Output the entries verbatim, including every line.
* Begin Data section *
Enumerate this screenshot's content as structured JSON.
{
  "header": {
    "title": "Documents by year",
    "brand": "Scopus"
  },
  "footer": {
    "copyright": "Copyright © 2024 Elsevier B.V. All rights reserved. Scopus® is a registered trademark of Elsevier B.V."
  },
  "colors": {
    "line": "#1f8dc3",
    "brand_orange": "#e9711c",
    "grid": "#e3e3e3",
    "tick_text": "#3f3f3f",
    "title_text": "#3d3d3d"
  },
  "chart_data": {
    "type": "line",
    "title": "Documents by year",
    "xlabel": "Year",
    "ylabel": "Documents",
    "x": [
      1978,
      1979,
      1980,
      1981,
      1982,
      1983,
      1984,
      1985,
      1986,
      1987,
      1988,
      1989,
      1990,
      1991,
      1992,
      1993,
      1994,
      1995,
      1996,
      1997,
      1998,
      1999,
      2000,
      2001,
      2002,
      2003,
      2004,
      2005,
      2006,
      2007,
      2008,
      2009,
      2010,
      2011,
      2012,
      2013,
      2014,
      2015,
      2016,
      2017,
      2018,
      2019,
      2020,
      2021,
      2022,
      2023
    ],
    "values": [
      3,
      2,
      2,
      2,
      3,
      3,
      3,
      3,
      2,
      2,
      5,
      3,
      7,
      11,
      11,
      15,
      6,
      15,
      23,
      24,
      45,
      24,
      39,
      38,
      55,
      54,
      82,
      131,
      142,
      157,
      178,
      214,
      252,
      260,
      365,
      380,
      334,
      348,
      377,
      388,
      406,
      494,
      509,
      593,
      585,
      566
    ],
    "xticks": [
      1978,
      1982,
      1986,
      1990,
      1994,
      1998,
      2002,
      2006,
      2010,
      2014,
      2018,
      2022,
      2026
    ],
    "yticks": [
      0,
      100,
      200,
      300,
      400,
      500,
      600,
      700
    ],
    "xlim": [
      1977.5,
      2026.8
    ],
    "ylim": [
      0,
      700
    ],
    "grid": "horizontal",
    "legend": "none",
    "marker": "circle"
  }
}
* End Data section *
## Result
Enumerate this screenshot's content as structured JSON.
{
  "header": {
    "title": "Documents by year",
    "brand": "Scopus"
  },
  "footer": {
    "copyright": "Copyright © 2024 Elsevier B.V. All rights reserved. Scopus® is a registered trademark of Elsevier B.V."
  },
  "colors": {
    "line": "#1f8dc3",
    "brand_orange": "#e9711c",
    "grid": "#e3e3e3",
    "tick_text": "#3f3f3f",
    "title_text": "#3d3d3d"
  },
  "chart_data": {
    "type": "line",
    "title": "Documents by year",
    "xlabel": "Year",
    "ylabel": "Documents",
    "x": [
      1978,
      1979,
      1980,
      1981,
      1982,
      1983,
      1984,
      1985,
      1986,
      1987,
      1988,
      1989,
      1990,
      1991,
      1992,
      1993,
      1994,
      1995,
      1996,
      1997,
      1998,
      1999,
      2000,
      2001,
      2002,
      2003,
      2004,
      2005,
      2006,
      2007,
      2008,
      2009,
      2010,
      2011,
      2012,
      2013,
      2014,
      2015,
      2016,
      2017,
      2018,
      2019,
      2020,
      2021,
      2022,
      2023
    ],
    "values": [
      3,
      2,
      2,
      2,
      3,
      3,
      3,
      3,
      2,
      2,
      5,
      3,
      7,
      11,
      11,
      15,
      6,
      15,
      23,
      24,
      45,
      24,
      39,
      38,
      55,
      54,
      82,
      131,
      142,
      157,
      178,
      214,
      252,
      260,
      365,
      380,
      334,
      348,
      377,
      388,
      406,
      494,
      509,
      593,
      585,
      566
    ],
    "xticks": [
      1978,
      1982,
      1986,
      1990,
      1994,
      1998,
      2002,
      2006,
      2010,
      2014,
      2018,
      2022,
      2026
    ],
    "yticks": [
      0,
      100,
      200,
      300,
      400,
      500,
      600,
      700
    ],
    "xlim": [
      1977.5,
      2026.8
    ],
    "ylim": [
      0,
      700
    ],
    "grid": "horizontal",
    "legend": "none",
    "marker": "circle"
  }
}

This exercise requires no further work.